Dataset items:
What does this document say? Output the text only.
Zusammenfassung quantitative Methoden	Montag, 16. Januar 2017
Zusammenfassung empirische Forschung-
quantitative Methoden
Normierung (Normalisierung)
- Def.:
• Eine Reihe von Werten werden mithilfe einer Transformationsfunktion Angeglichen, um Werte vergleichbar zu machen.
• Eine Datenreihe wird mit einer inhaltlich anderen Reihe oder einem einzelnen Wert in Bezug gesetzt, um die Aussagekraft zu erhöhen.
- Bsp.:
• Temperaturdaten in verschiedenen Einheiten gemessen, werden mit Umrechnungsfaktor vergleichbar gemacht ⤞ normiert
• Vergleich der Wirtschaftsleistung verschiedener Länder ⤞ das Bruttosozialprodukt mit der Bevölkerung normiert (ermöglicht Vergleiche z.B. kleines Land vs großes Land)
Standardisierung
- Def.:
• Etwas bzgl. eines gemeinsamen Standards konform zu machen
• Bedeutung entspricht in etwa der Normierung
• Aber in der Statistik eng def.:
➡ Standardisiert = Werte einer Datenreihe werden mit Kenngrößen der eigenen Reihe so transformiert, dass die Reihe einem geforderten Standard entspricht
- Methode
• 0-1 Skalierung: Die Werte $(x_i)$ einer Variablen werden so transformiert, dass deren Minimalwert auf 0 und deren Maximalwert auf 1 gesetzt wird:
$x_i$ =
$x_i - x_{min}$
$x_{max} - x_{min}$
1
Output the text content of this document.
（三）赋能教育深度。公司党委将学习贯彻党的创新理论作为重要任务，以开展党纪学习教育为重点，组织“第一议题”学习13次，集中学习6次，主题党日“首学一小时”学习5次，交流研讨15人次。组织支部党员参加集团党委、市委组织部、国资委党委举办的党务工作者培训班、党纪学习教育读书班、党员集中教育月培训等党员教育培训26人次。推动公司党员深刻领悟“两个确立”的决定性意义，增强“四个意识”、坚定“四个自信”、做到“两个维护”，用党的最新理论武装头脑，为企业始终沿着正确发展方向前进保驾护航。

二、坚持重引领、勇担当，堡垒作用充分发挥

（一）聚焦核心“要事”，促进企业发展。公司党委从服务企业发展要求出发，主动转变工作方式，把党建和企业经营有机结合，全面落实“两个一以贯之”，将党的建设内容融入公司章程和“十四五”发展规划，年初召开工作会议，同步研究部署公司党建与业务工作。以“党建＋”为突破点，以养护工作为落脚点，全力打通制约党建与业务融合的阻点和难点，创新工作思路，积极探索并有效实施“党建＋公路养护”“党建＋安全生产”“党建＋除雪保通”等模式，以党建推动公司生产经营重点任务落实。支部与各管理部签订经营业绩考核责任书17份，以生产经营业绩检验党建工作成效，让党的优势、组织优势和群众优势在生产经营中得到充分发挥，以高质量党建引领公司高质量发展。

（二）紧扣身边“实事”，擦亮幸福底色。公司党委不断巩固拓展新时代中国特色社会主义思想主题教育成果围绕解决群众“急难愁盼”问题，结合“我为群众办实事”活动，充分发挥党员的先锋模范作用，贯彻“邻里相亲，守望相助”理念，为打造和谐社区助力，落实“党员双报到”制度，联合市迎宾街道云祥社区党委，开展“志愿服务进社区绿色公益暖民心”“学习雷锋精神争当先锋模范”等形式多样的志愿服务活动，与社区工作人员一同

TASK TO COMPLETE: Retype only the lines running from the line with "Output the text content of this document." to the end of the listing, including both of those lines.

RESPONSE TO THE EXERCISE:
Output the text content of this document.
（三）赋能教育深度。公司党委将学习贯彻党的创新理论作为重要任务，以开展党纪学习教育为重点，组织“第一议题”学习13次，集中学习6次，主题党日“首学一小时”学习5次，交流研讨15人次。组织支部党员参加集团党委、市委组织部、国资委党委举办的党务工作者培训班、党纪学习教育读书班、党员集中教育月培训等党员教育培训26人次。推动公司党员深刻领悟“两个确立”的决定性意义，增强“四个意识”、坚定“四个自信”、做到“两个维护”，用党的最新理论武装头脑，为企业始终沿着正确发展方向前进保驾护航。

二、坚持重引领、勇担当，堡垒作用充分发挥

（一）聚焦核心“要事”，促进企业发展。公司党委从服务企业发展要求出发，主动转变工作方式，把党建和企业经营有机结合，全面落实“两个一以贯之”，将党的建设内容融入公司章程和“十四五”发展规划，年初召开工作会议，同步研究部署公司党建与业务工作。以“党建＋”为突破点，以养护工作为落脚点，全力打通制约党建与业务融合的阻点和难点，创新工作思路，积极探索并有效实施“党建＋公路养护”“党建＋安全生产”“党建＋除雪保通”等模式，以党建推动公司生产经营重点任务落实。支部与各管理部签订经营业绩考核责任书17份，以生产经营业绩检验党建工作成效，让党的优势、组织优势和群众优势在生产经营中得到充分发挥，以高质量党建引领公司高质量发展。

（二）紧扣身边“实事”，擦亮幸福底色。公司党委不断巩固拓展新时代中国特色社会主义思想主题教育成果围绕解决群众“急难愁盼”问题，结合“我为群众办实事”活动，充分发挥党员的先锋模范作用，贯彻“邻里相亲，守望相助”理念，为打造和谐社区助力，落实“党员双报到”制度，联合市迎宾街道云祥社区党委，开展“志愿服务进社区绿色公益暖民心”“学习雷锋精神争当先锋模范”等形式多样的志愿服务活动，与社区工作人员一同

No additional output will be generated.